_Task details:_
Your task is to transcribe all of the data below exactly, omitting the images.

_Provided data:_
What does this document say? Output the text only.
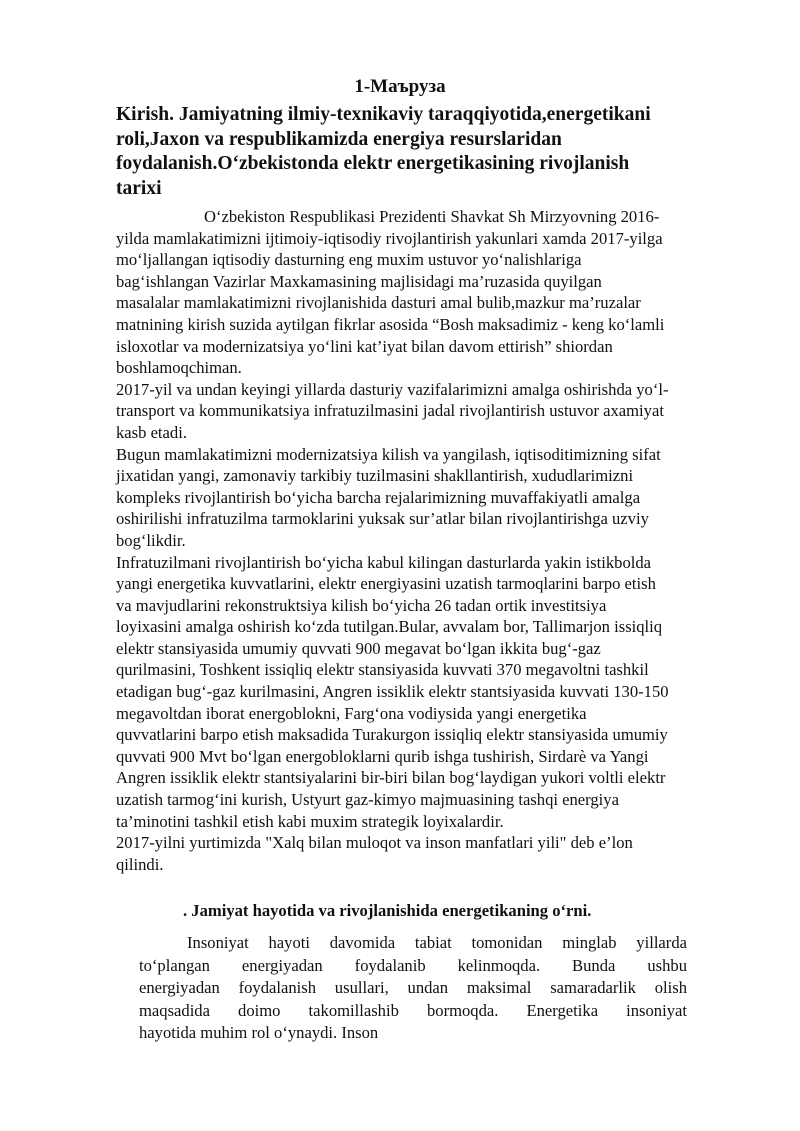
1-Маъруза
Kirish. Jamiyatning ilmiy-texnikaviy taraqqiyotida,energetikani
roli,Jaxon va respublikamizda energiya resurslaridan
foydalanish.O‘zbekistonda elektr energetikasining rivojlanish
tarixi

O‘zbekiston Respublikasi Prezidenti Shavkat Sh Mirzyovning 2016-
yilda mamlakatimizni ijtimoiy-iqtisodiy rivojlantirish yakunlari xamda 2017-yilga
mo‘ljallangan iqtisodiy dasturning eng muxim ustuvor yo‘nalishlariga
bag‘ishlangan Vazirlar Maxkamasining majlisidagi ma’ruzasida quyilgan
masalalar mamlakatimizni rivojlanishida dasturi amal bulib,mazkur ma’ruzalar
matnining kirish suzida aytilgan fikrlar asosida “Bosh maksadimiz - keng ko‘lamli
isloxotlar va modernizatsiya yo‘lini kat’iyat bilan davom ettirish” shiordan
boshlamoqchiman.

2017-yil va undan keyingi yillarda dasturiy vazifalarimizni amalga oshirishda yo‘l-
transport va kommunikatsiya infratuzilmasini jadal rivojlantirish ustuvor axamiyat
kasb etadi.

Bugun mamlakatimizni modernizatsiya kilish va yangilash, iqtisoditimizning sifat
jixatidan yangi, zamonaviy tarkibiy tuzilmasini shakllantirish, xududlarimizni
kompleks rivojlantirish bo‘yicha barcha rejalarimizning muvaffakiyatli amalga
oshirilishi infratuzilma tarmoklarini yuksak sur’atlar bilan rivojlantirishga uzviy
bog‘likdir.

Infratuzilmani rivojlantirish bo‘yicha kabul kilingan dasturlarda yakin istikbolda
yangi energetika kuvvatlarini, elektr energiyasini uzatish tarmoqlarini barpo etish
va mavjudlarini rekonstruktsiya kilish bo‘yicha 26 tadan ortik investitsiya
loyixasini amalga oshirish ko‘zda tutilgan.Bular, avvalam bor, Tallimarjon issiqliq
elektr stansiyasida umumiy quvvati 900 megavat bo‘lgan ikkita bug‘-gaz
qurilmasini, Toshkent issiqliq elektr stansiyasida kuvvati 370 megavoltni tashkil
etadigan bug‘-gaz kurilmasini, Angren issiklik elektr stantsiyasida kuvvati 130-150
megavoltdan iborat energoblokni, Farg‘ona vodiysida yangi energetika
quvvatlarini barpo etish maksadida Turakurgon issiqliq elektr stansiyasida umumiy
quvvati 900 Mvt bo‘lgan energobloklarni qurib ishga tushirish, Sirdarè va Yangi
Angren issiklik elektr stantsiyalarini bir-biri bilan bog‘laydigan yukori voltli elektr
uzatish tarmog‘ini kurish, Ustyurt gaz-kimyo majmuasining tashqi energiya
ta’minotini tashkil etish kabi muxim strategik loyixalardir.

2017-yilni yurtimizda "Xalq bilan muloqot va inson manfatlari yili" deb e’lon
qilindi.

. Jamiyat hayotida va rivojlanishida energetikaning o‘rni.
Insoniyat hayoti davomida tabiat tomonidan minglab yillarda
to‘plangan energiyadan foydalanib kelinmoqda. Bunda ushbu
energiyadan foydalanish usullari, undan maksimal samaradarlik olish
maqsadida doimo takomillashib bormoqda. Energetika insoniyat
hayotida muhim rol o‘ynaydi. Inson
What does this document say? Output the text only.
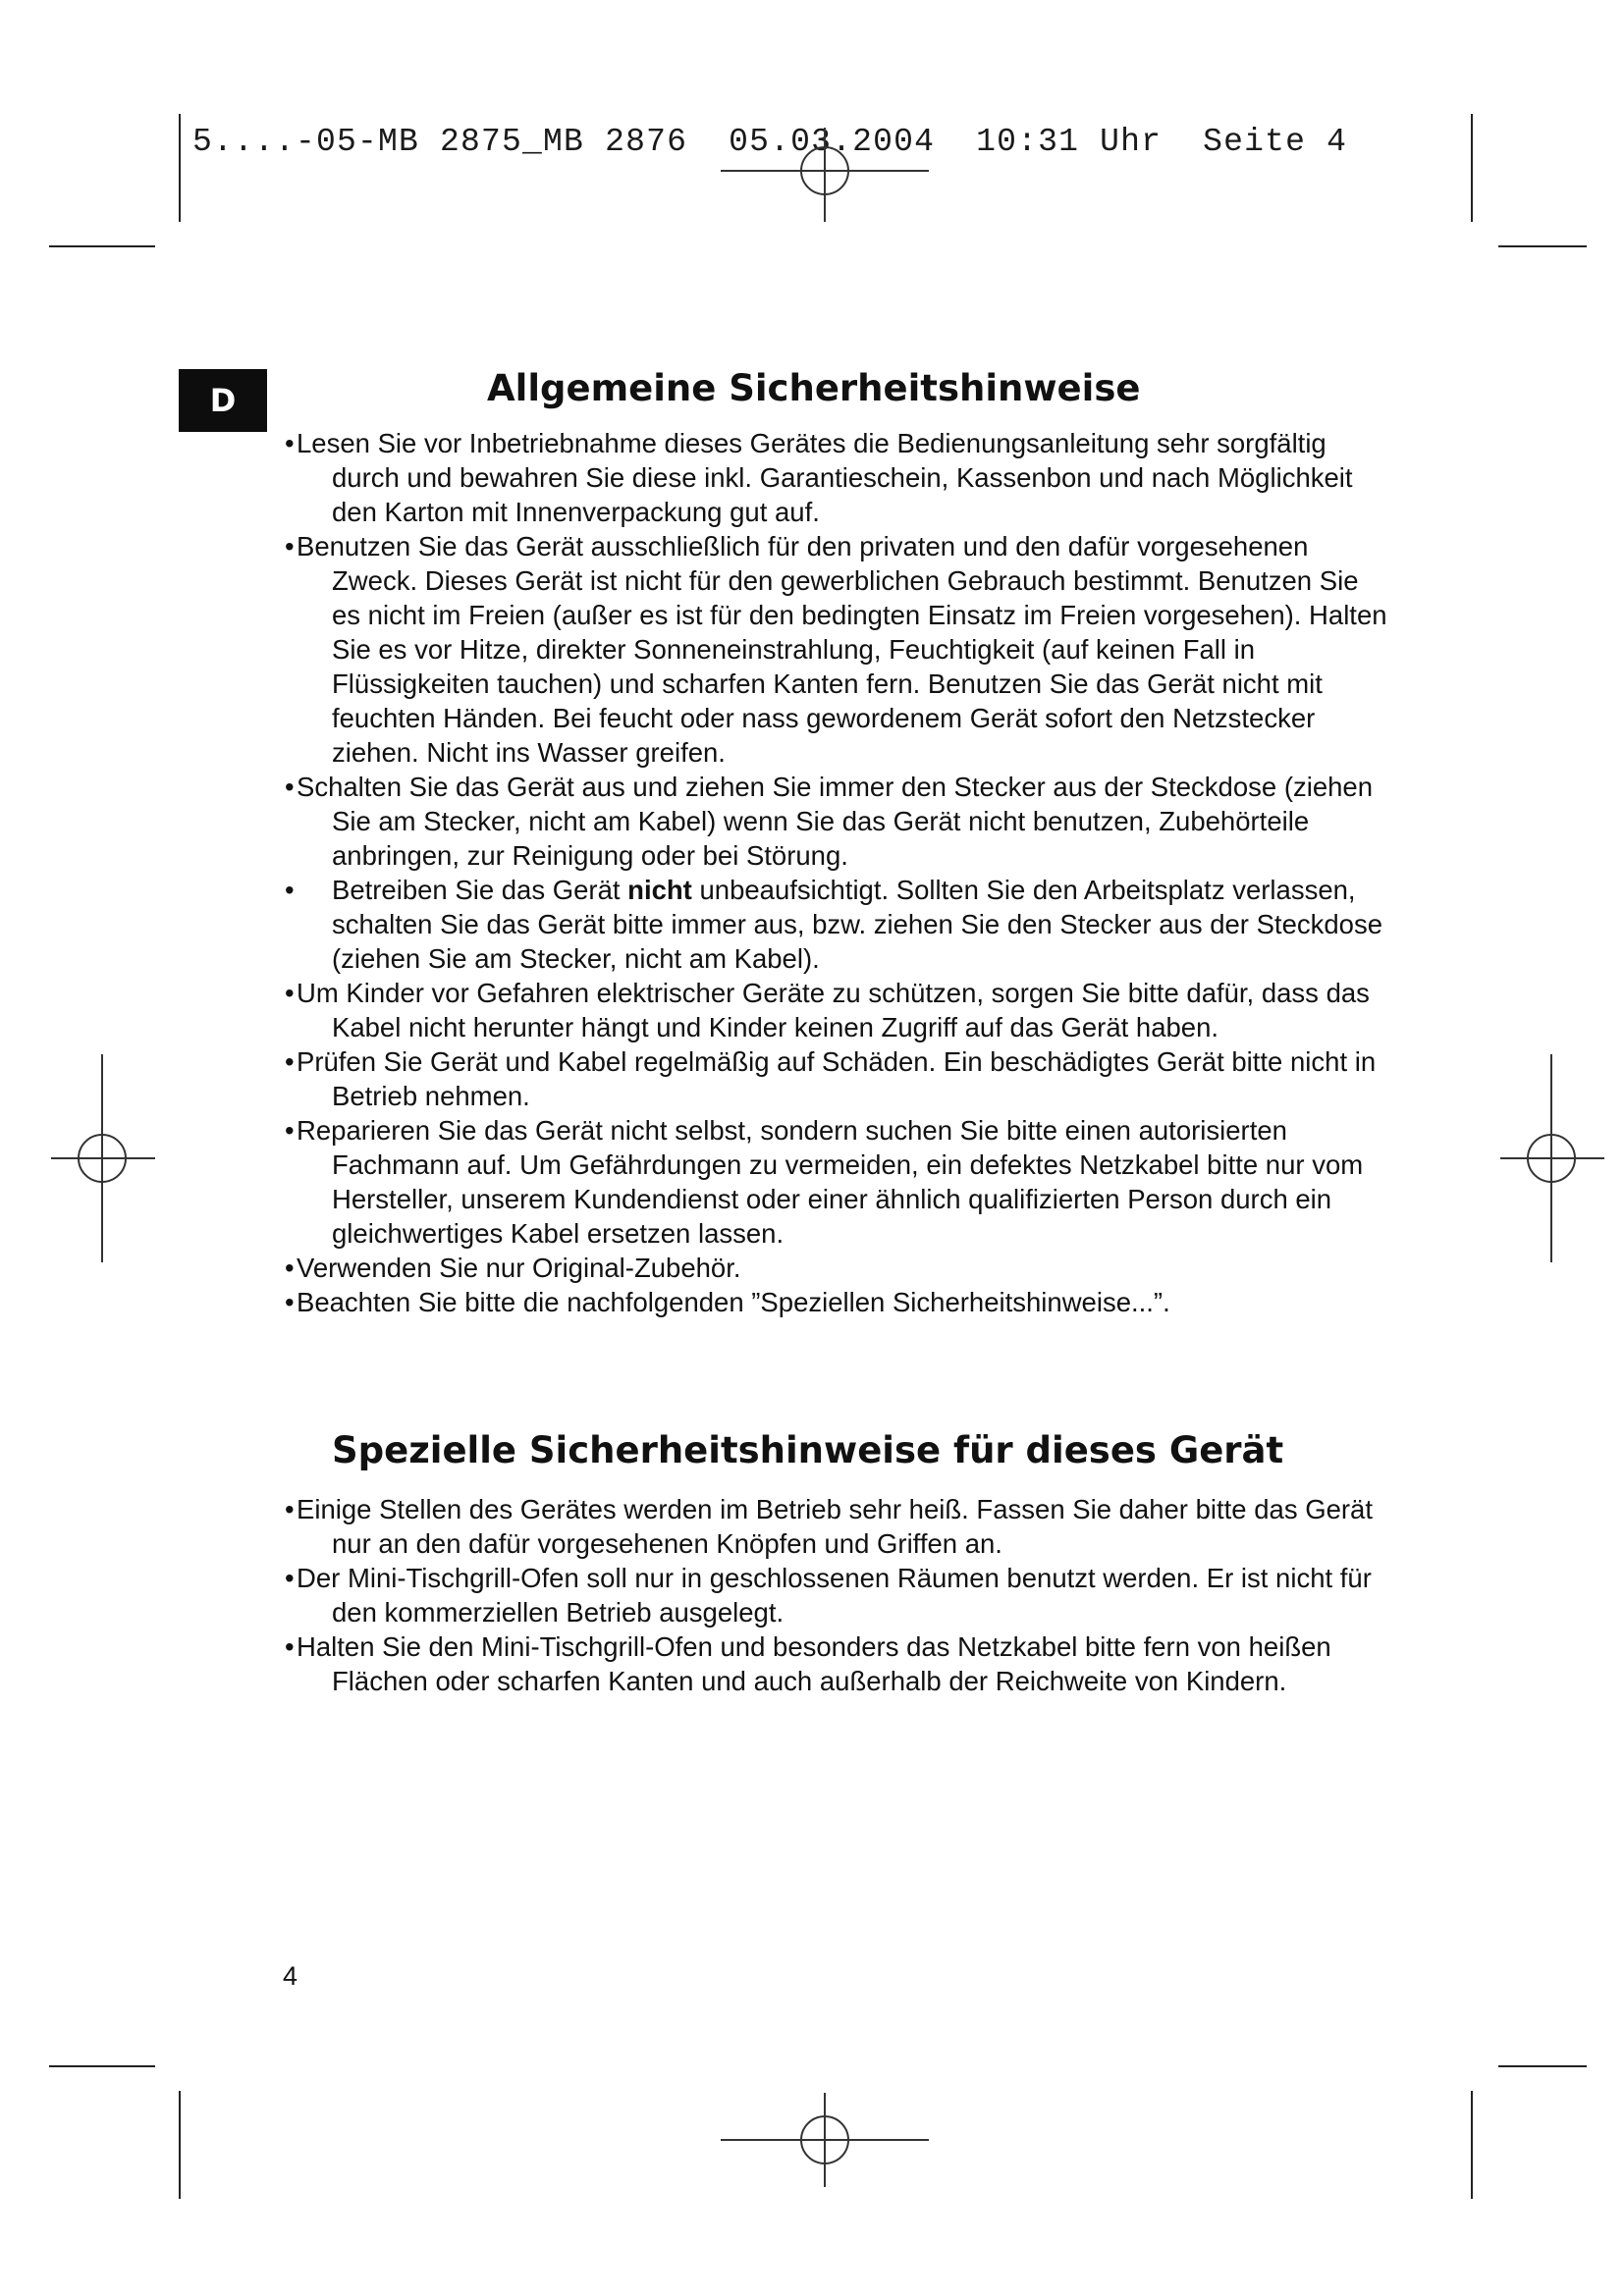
5....-05-MB 2875_MB 2876  05.03.2004  10:31 Uhr  Seite 4
D	Allgemeine Sicherheitshinweise
• Lesen Sie vor Inbetriebnahme dieses Gerätes die Bedienungsanleitung sehr sorgfältig durch und bewahren Sie diese inkl. Garantieschein, Kassenbon und nach Möglichkeit den Karton mit Innenverpackung gut auf.
• Benutzen Sie das Gerät ausschließlich für den privaten und den dafür vorgesehenen Zweck. Dieses Gerät ist nicht für den gewerblichen Gebrauch bestimmt. Benutzen Sie es nicht im Freien (außer es ist für den bedingten Einsatz im Freien vorgesehen). Halten Sie es vor Hitze, direkter Sonneneinstrahlung, Feuchtigkeit (auf keinen Fall in Flüssigkeiten tauchen) und scharfen Kanten fern. Benutzen Sie das Gerät nicht mit feuchten Händen. Bei feucht oder nass gewordenem Gerät sofort den Netzstecker ziehen. Nicht ins Wasser greifen.
• Schalten Sie das Gerät aus und ziehen Sie immer den Stecker aus der Steckdose (ziehen Sie am Stecker, nicht am Kabel) wenn Sie das Gerät nicht benutzen, Zubehörteile anbringen, zur Reinigung oder bei Störung.
• Betreiben Sie das Gerät nicht unbeaufsichtigt. Sollten Sie den Arbeitsplatz verlassen, schalten Sie das Gerät bitte immer aus, bzw. ziehen Sie den Stecker aus der Steckdose (ziehen Sie am Stecker, nicht am Kabel).
• Um Kinder vor Gefahren elektrischer Geräte zu schützen, sorgen Sie bitte dafür, dass das Kabel nicht herunter hängt und Kinder keinen Zugriff auf das Gerät haben.
• Prüfen Sie Gerät und Kabel regelmäßig auf Schäden. Ein beschädigtes Gerät bitte nicht in Betrieb nehmen.
• Reparieren Sie das Gerät nicht selbst, sondern suchen Sie bitte einen autorisierten Fachmann auf. Um Gefährdungen zu vermeiden, ein defektes Netzkabel bitte nur vom Hersteller, unserem Kundendienst oder einer ähnlich qualifizierten Person durch ein gleichwertiges Kabel ersetzen lassen.
• Verwenden Sie nur Original-Zubehör.
• Beachten Sie bitte die nachfolgenden ”Speziellen Sicherheitshinweise...”.
Spezielle Sicherheitshinweise für dieses Gerät
• Einige Stellen des Gerätes werden im Betrieb sehr heiß. Fassen Sie daher bitte das Gerät nur an den dafür vorgesehenen Knöpfen und Griffen an.
• Der Mini-Tischgrill-Ofen soll nur in geschlossenen Räumen benutzt werden. Er ist nicht für den kommerziellen Betrieb ausgelegt.
• Halten Sie den Mini-Tischgrill-Ofen und besonders das Netzkabel bitte fern von heißen Flächen oder scharfen Kanten und auch außerhalb der Reichweite von Kindern.
4
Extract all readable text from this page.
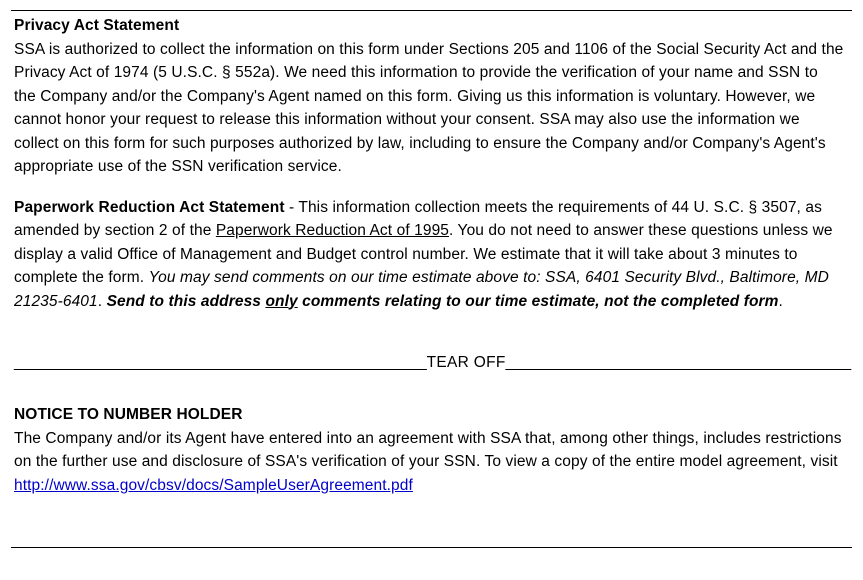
Privacy Act Statement
SSA is authorized to collect the information on this form under Sections 205 and 1106 of the Social Security Act and the Privacy Act of 1974 (5 U.S.C. § 552a). We need this information to provide the verification of your name and SSN to the Company and/or the Company's Agent named on this form. Giving us this information is voluntary. However, we cannot honor your request to release this information without your consent. SSA may also use the information we collect on this form for such purposes authorized by law, including to ensure the Company and/or Company's Agent's appropriate use of the SSN verification service.
Paperwork Reduction Act Statement - This information collection meets the requirements of 44 U. S.C. § 3507, as amended by section 2 of the Paperwork Reduction Act of 1995. You do not need to answer these questions unless we display a valid Office of Management and Budget control number. We estimate that it will take about 3 minutes to complete the form. You may send comments on our time estimate above to: SSA, 6401 Security Blvd., Baltimore, MD 21235-6401. Send to this address only comments relating to our time estimate, not the completed form.
_________________________________________________TEAR OFF_________________________________________
NOTICE TO NUMBER HOLDER
The Company and/or its Agent have entered into an agreement with SSA that, among other things, includes restrictions on the further use and disclosure of SSA's verification of your SSN. To view a copy of the entire model agreement, visit http://www.ssa.gov/cbsv/docs/SampleUserAgreement.pdf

_Exercise answer:_
What does this document say? Output the text only.
1-Маъруза
Kirish. Jamiyatning ilmiy-texnikaviy taraqqiyotida,energetikani
roli,Jaxon va respublikamizda energiya resurslaridan
foydalanish.O‘zbekistonda elektr energetikasining rivojlanish
tarixi

O‘zbekiston Respublikasi Prezidenti Shavkat Sh Mirzyovning 2016-
yilda mamlakatimizni ijtimoiy-iqtisodiy rivojlantirish yakunlari xamda 2017-yilga
mo‘ljallangan iqtisodiy dasturning eng muxim ustuvor yo‘nalishlariga
bag‘ishlangan Vazirlar Maxkamasining majlisidagi ma’ruzasida quyilgan
masalalar mamlakatimizni rivojlanishida dasturi amal bulib,mazkur ma’ruzalar
matnining kirish suzida aytilgan fikrlar asosida “Bosh maksadimiz - keng ko‘lamli
isloxotlar va modernizatsiya yo‘lini kat’iyat bilan davom ettirish” shiordan
boshlamoqchiman.

2017-yil va undan keyingi yillarda dasturiy vazifalarimizni amalga oshirishda yo‘l-
transport va kommunikatsiya infratuzilmasini jadal rivojlantirish ustuvor axamiyat
kasb etadi.

Bugun mamlakatimizni modernizatsiya kilish va yangilash, iqtisoditimizning sifat
jixatidan yangi, zamonaviy tarkibiy tuzilmasini shakllantirish, xududlarimizni
kompleks rivojlantirish bo‘yicha barcha rejalarimizning muvaffakiyatli amalga
oshirilishi infratuzilma tarmoklarini yuksak sur’atlar bilan rivojlantirishga uzviy
bog‘likdir.

Infratuzilmani rivojlantirish bo‘yicha kabul kilingan dasturlarda yakin istikbolda
yangi energetika kuvvatlarini, elektr energiyasini uzatish tarmoqlarini barpo etish
va mavjudlarini rekonstruktsiya kilish bo‘yicha 26 tadan ortik investitsiya
loyixasini amalga oshirish ko‘zda tutilgan.Bular, avvalam bor, Tallimarjon issiqliq
elektr stansiyasida umumiy quvvati 900 megavat bo‘lgan ikkita bug‘-gaz
qurilmasini, Toshkent issiqliq elektr stansiyasida kuvvati 370 megavoltni tashkil
etadigan bug‘-gaz kurilmasini, Angren issiklik elektr stantsiyasida kuvvati 130-150
megavoltdan iborat energoblokni, Farg‘ona vodiysida yangi energetika
quvvatlarini barpo etish maksadida Turakurgon issiqliq elektr stansiyasida umumiy
quvvati 900 Mvt bo‘lgan energobloklarni qurib ishga tushirish, Sirdarè va Yangi
Angren issiklik elektr stantsiyalarini bir-biri bilan bog‘laydigan yukori voltli elektr
uzatish tarmog‘ini kurish, Ustyurt gaz-kimyo majmuasining tashqi energiya
ta’minotini tashkil etish kabi muxim strategik loyixalardir.

2017-yilni yurtimizda "Xalq bilan muloqot va inson manfatlari yili" deb e’lon
qilindi.

. Jamiyat hayotida va rivojlanishida energetikaning o‘rni.
Insoniyat hayoti davomida tabiat tomonidan minglab yillarda
to‘plangan energiyadan foydalanib kelinmoqda. Bunda ushbu
energiyadan foydalanish usullari, undan maksimal samaradarlik olish
maqsadida doimo takomillashib bormoqda. Energetika insoniyat
hayotida muhim rol o‘ynaydi. Inson
What does this document say? Output the text only.
5....-05-MB 2875_MB 2876  05.03.2004  10:31 Uhr  Seite 4
D	Allgemeine Sicherheitshinweise
• Lesen Sie vor Inbetriebnahme dieses Gerätes die Bedienungsanleitung sehr sorgfältig durch und bewahren Sie diese inkl. Garantieschein, Kassenbon und nach Möglichkeit den Karton mit Innenverpackung gut auf.
• Benutzen Sie das Gerät ausschließlich für den privaten und den dafür vorgesehenen Zweck. Dieses Gerät ist nicht für den gewerblichen Gebrauch bestimmt. Benutzen Sie es nicht im Freien (außer es ist für den bedingten Einsatz im Freien vorgesehen). Halten Sie es vor Hitze, direkter Sonneneinstrahlung, Feuchtigkeit (auf keinen Fall in Flüssigkeiten tauchen) und scharfen Kanten fern. Benutzen Sie das Gerät nicht mit feuchten Händen. Bei feucht oder nass gewordenem Gerät sofort den Netzstecker ziehen. Nicht ins Wasser greifen.
• Schalten Sie das Gerät aus und ziehen Sie immer den Stecker aus der Steckdose (ziehen Sie am Stecker, nicht am Kabel) wenn Sie das Gerät nicht benutzen, Zubehörteile anbringen, zur Reinigung oder bei Störung.
• Betreiben Sie das Gerät nicht unbeaufsichtigt. Sollten Sie den Arbeitsplatz verlassen, schalten Sie das Gerät bitte immer aus, bzw. ziehen Sie den Stecker aus der Steckdose (ziehen Sie am Stecker, nicht am Kabel).
• Um Kinder vor Gefahren elektrischer Geräte zu schützen, sorgen Sie bitte dafür, dass das Kabel nicht herunter hängt und Kinder keinen Zugriff auf das Gerät haben.
• Prüfen Sie Gerät und Kabel regelmäßig auf Schäden. Ein beschädigtes Gerät bitte nicht in Betrieb nehmen.
• Reparieren Sie das Gerät nicht selbst, sondern suchen Sie bitte einen autorisierten Fachmann auf. Um Gefährdungen zu vermeiden, ein defektes Netzkabel bitte nur vom Hersteller, unserem Kundendienst oder einer ähnlich qualifizierten Person durch ein gleichwertiges Kabel ersetzen lassen.
• Verwenden Sie nur Original-Zubehör.
• Beachten Sie bitte die nachfolgenden ”Speziellen Sicherheitshinweise...”.
Spezielle Sicherheitshinweise für dieses Gerät
• Einige Stellen des Gerätes werden im Betrieb sehr heiß. Fassen Sie daher bitte das Gerät nur an den dafür vorgesehenen Knöpfen und Griffen an.
• Der Mini-Tischgrill-Ofen soll nur in geschlossenen Räumen benutzt werden. Er ist nicht für den kommerziellen Betrieb ausgelegt.
• Halten Sie den Mini-Tischgrill-Ofen und besonders das Netzkabel bitte fern von heißen Flächen oder scharfen Kanten und auch außerhalb der Reichweite von Kindern.
4
Extract all readable text from this page.
Privacy Act Statement
SSA is authorized to collect the information on this form under Sections 205 and 1106 of the Social Security Act and the Privacy Act of 1974 (5 U.S.C. § 552a). We need this information to provide the verification of your name and SSN to the Company and/or the Company's Agent named on this form. Giving us this information is voluntary. However, we cannot honor your request to release this information without your consent. SSA may also use the information we collect on this form for such purposes authorized by law, including to ensure the Company and/or Company's Agent's appropriate use of the SSN verification service.
Paperwork Reduction Act Statement - This information collection meets the requirements of 44 U. S.C. § 3507, as amended by section 2 of the Paperwork Reduction Act of 1995. You do not need to answer these questions unless we display a valid Office of Management and Budget control number. We estimate that it will take about 3 minutes to complete the form. You may send comments on our time estimate above to: SSA, 6401 Security Blvd., Baltimore, MD 21235-6401. Send to this address only comments relating to our time estimate, not the completed form.
_________________________________________________TEAR OFF_________________________________________
NOTICE TO NUMBER HOLDER
The Company and/or its Agent have entered into an agreement with SSA that, among other things, includes restrictions on the further use and disclosure of SSA's verification of your SSN. To view a copy of the entire model agreement, visit http://www.ssa.gov/cbsv/docs/SampleUserAgreement.pdf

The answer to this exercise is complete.